- Work to be completed
Examine the material below. Gather every line in which the string "justificações" appears.

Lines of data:
"""

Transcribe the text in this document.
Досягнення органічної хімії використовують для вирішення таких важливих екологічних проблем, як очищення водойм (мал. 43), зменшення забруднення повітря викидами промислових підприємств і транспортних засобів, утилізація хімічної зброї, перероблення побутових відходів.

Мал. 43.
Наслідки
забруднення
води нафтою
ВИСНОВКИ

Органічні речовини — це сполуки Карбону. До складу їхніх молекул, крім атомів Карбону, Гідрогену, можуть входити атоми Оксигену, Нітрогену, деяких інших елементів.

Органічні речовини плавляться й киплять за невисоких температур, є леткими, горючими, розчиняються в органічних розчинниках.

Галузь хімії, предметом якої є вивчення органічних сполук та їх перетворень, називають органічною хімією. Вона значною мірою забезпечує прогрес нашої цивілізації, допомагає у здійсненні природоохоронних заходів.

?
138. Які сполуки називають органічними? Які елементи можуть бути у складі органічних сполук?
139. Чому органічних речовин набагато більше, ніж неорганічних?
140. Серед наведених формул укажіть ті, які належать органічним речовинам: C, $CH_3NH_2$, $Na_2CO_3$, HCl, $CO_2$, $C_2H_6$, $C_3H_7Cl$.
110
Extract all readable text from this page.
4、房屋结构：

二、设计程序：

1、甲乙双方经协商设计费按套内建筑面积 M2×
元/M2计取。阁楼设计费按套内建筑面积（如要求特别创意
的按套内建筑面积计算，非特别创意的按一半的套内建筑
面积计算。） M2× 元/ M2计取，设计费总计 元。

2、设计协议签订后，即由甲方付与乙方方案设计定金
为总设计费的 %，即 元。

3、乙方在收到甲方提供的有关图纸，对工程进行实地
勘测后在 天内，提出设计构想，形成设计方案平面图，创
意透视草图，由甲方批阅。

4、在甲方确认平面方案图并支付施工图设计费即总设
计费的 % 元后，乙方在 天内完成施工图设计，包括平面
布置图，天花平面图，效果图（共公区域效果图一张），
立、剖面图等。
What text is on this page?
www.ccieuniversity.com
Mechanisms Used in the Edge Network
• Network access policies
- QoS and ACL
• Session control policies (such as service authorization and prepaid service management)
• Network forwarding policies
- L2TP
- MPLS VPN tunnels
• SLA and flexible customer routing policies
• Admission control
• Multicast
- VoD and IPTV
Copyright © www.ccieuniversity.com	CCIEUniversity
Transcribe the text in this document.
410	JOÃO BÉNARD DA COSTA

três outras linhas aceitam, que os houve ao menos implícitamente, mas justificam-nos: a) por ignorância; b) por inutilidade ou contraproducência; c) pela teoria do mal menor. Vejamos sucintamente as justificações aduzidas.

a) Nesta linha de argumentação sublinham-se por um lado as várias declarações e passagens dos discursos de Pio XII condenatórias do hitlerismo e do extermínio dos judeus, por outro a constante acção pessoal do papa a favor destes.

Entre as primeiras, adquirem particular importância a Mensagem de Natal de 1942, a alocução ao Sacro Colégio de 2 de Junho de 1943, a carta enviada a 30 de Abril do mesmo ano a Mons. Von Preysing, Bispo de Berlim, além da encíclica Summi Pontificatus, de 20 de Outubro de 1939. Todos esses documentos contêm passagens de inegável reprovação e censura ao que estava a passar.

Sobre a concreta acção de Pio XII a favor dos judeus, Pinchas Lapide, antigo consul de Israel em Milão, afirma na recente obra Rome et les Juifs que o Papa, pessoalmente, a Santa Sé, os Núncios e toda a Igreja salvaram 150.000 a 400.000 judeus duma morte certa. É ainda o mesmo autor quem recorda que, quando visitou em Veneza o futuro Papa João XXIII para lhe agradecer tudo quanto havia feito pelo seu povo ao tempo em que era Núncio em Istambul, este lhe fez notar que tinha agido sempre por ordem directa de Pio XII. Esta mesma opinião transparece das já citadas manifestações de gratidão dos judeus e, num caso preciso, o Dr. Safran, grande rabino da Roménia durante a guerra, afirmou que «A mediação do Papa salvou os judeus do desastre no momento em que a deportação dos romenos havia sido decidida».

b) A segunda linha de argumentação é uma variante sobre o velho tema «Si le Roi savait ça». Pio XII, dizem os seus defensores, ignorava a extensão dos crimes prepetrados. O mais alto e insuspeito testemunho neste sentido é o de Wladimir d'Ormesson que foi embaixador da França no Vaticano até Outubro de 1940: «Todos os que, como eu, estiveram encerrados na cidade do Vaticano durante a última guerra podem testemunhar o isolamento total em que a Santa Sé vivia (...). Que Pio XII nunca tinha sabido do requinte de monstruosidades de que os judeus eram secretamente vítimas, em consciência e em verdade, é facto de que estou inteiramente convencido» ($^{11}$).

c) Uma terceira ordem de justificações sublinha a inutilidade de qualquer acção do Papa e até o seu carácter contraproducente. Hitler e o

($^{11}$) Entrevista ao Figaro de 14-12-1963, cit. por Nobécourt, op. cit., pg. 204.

"""

- Reply to the exercise
três outras linhas aceitam, que os houve ao menos implícitamente, mas justificam-nos: a) por ignorância; b) por inutilidade ou contraproducência; c) pela teoria do mal menor. Vejamos sucintamente as justificações aduzidas.
c) Uma terceira ordem de justificações sublinha a inutilidade de qualquer acção do Papa e até o seu carácter contraproducente. Hitler e o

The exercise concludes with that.